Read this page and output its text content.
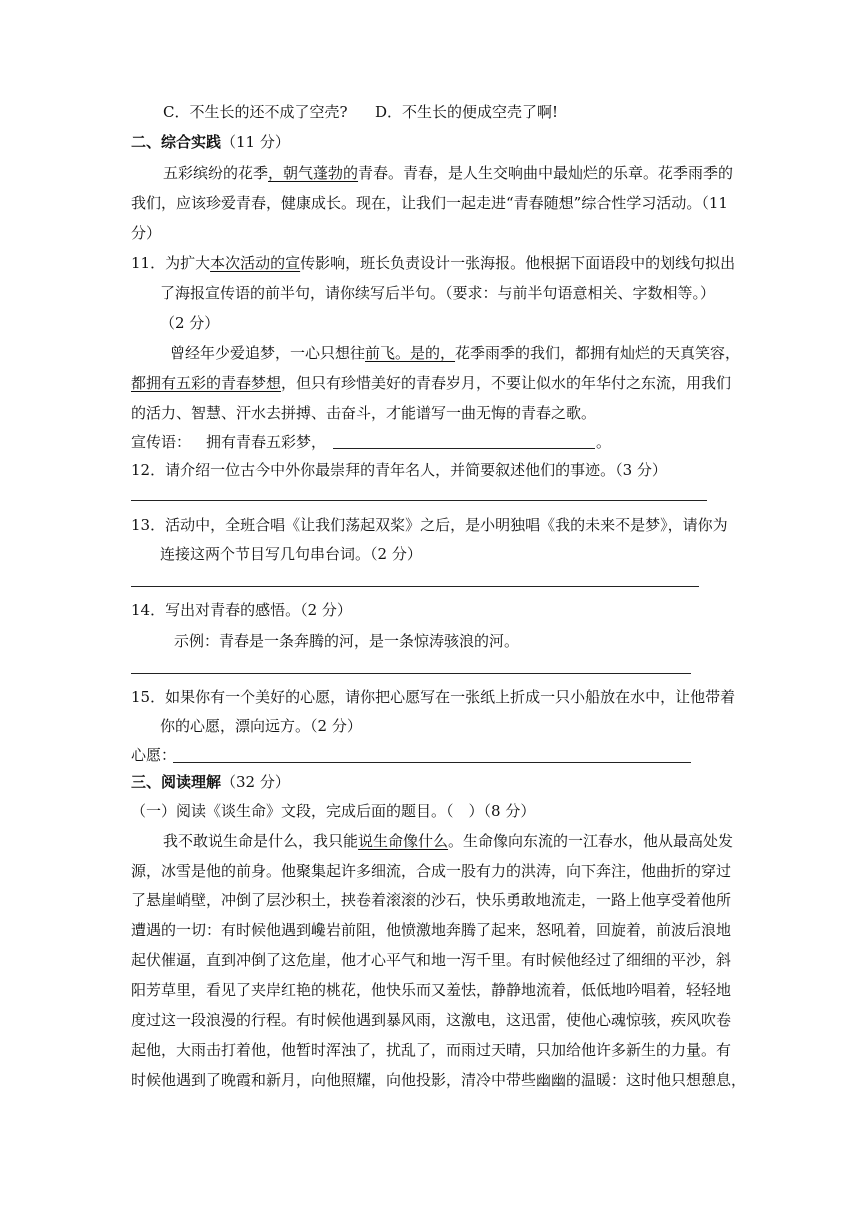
C．不生长的还不成了空壳? D．不生长的便成空壳了啊!
二、综合实践（11 分）
五彩缤纷的花季，朝气蓬勃的青春。青春，是人生交响曲中最灿烂的乐章。花季雨季的
我们，应该珍爱青春，健康成长。现在，让我们一起走进“青春随想”综合性学习活动。（11
分）
11．为扩大本次活动的宣传影响，班长负责设计一张海报。他根据下面语段中的划线句拟出
了海报宣传语的前半句，请你续写后半句。（要求：与前半句语意相关、字数相等。）
（2 分）
曾经年少爱追梦，一心只想往前飞。是的，花季雨季的我们，都拥有灿烂的天真笑容，
都拥有五彩的青春梦想，但只有珍惜美好的青春岁月，不要让似水的年华付之东流，用我们
的活力、智慧、汗水去拼搏、击奋斗，才能谱写一曲无悔的青春之歌。
宣传语： 拥有青春五彩梦，	。
12．请介绍一位古今中外你最崇拜的青年名人，并简要叙述他们的事迹。（3 分）
13．活动中，全班合唱《让我们荡起双桨》之后，是小明独唱《我的未来不是梦》，请你为
连接这两个节目写几句串台词。（2 分）
14．写出对青春的感悟。（2 分）
示例：青春是一条奔腾的河，是一条惊涛骇浪的河。
15．如果你有一个美好的心愿，请你把心愿写在一张纸上折成一只小船放在水中，让他带着
你的心愿，漂向远方。（2 分）
心愿：
三、阅读理解（32 分）
（一）阅读《谈生命》文段，完成后面的题目。（　）（8 分）
我不敢说生命是什么，我只能说生命像什么。生命像向东流的一江春水，他从最高处发
源，冰雪是他的前身。他聚集起许多细流，合成一股有力的洪涛，向下奔注，他曲折的穿过
了悬崖峭壁，冲倒了层沙积土，挟卷着滚滚的沙石，快乐勇敢地流走，一路上他享受着他所
遭遇的一切：有时候他遇到巉岩前阻，他愤激地奔腾了起来，怒吼着，回旋着，前波后浪地
起伏催逼，直到冲倒了这危崖，他才心平气和地一泻千里。有时候他经过了细细的平沙，斜
阳芳草里，看见了夹岸红艳的桃花，他快乐而又羞怯，静静地流着，低低地吟唱着，轻轻地
度过这一段浪漫的行程。有时候他遇到暴风雨，这激电，这迅雷，使他心魂惊骇，疾风吹卷
起他，大雨击打着他，他暂时浑浊了，扰乱了，而雨过天晴，只加给他许多新生的力量。有
时候他遇到了晚霞和新月，向他照耀，向他投影，清冷中带些幽幽的温暖：这时他只想憩息，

- _To be done_
Repeat the material verbatim. Do not carry over any picture.

- _Solution to the problem_
Read this page and output its text content.
C．不生长的还不成了空壳? D．不生长的便成空壳了啊!
二、综合实践（11 分）
五彩缤纷的花季，朝气蓬勃的青春。青春，是人生交响曲中最灿烂的乐章。花季雨季的
我们，应该珍爱青春，健康成长。现在，让我们一起走进“青春随想”综合性学习活动。（11
分）
11．为扩大本次活动的宣传影响，班长负责设计一张海报。他根据下面语段中的划线句拟出
了海报宣传语的前半句，请你续写后半句。（要求：与前半句语意相关、字数相等。）
（2 分）
曾经年少爱追梦，一心只想往前飞。是的，花季雨季的我们，都拥有灿烂的天真笑容，
都拥有五彩的青春梦想，但只有珍惜美好的青春岁月，不要让似水的年华付之东流，用我们
的活力、智慧、汗水去拼搏、击奋斗，才能谱写一曲无悔的青春之歌。
宣传语： 拥有青春五彩梦，	。
12．请介绍一位古今中外你最崇拜的青年名人，并简要叙述他们的事迹。（3 分）
13．活动中，全班合唱《让我们荡起双桨》之后，是小明独唱《我的未来不是梦》，请你为
连接这两个节目写几句串台词。（2 分）
14．写出对青春的感悟。（2 分）
示例：青春是一条奔腾的河，是一条惊涛骇浪的河。
15．如果你有一个美好的心愿，请你把心愿写在一张纸上折成一只小船放在水中，让他带着
你的心愿，漂向远方。（2 分）
心愿：
三、阅读理解（32 分）
（一）阅读《谈生命》文段，完成后面的题目。（　）（8 分）
我不敢说生命是什么，我只能说生命像什么。生命像向东流的一江春水，他从最高处发
源，冰雪是他的前身。他聚集起许多细流，合成一股有力的洪涛，向下奔注，他曲折的穿过
了悬崖峭壁，冲倒了层沙积土，挟卷着滚滚的沙石，快乐勇敢地流走，一路上他享受着他所
遭遇的一切：有时候他遇到巉岩前阻，他愤激地奔腾了起来，怒吼着，回旋着，前波后浪地
起伏催逼，直到冲倒了这危崖，他才心平气和地一泻千里。有时候他经过了细细的平沙，斜
阳芳草里，看见了夹岸红艳的桃花，他快乐而又羞怯，静静地流着，低低地吟唱着，轻轻地
度过这一段浪漫的行程。有时候他遇到暴风雨，这激电，这迅雷，使他心魂惊骇，疾风吹卷
起他，大雨击打着他，他暂时浑浊了，扰乱了，而雨过天晴，只加给他许多新生的力量。有
时候他遇到了晚霞和新月，向他照耀，向他投影，清冷中带些幽幽的温暖：这时他只想憩息，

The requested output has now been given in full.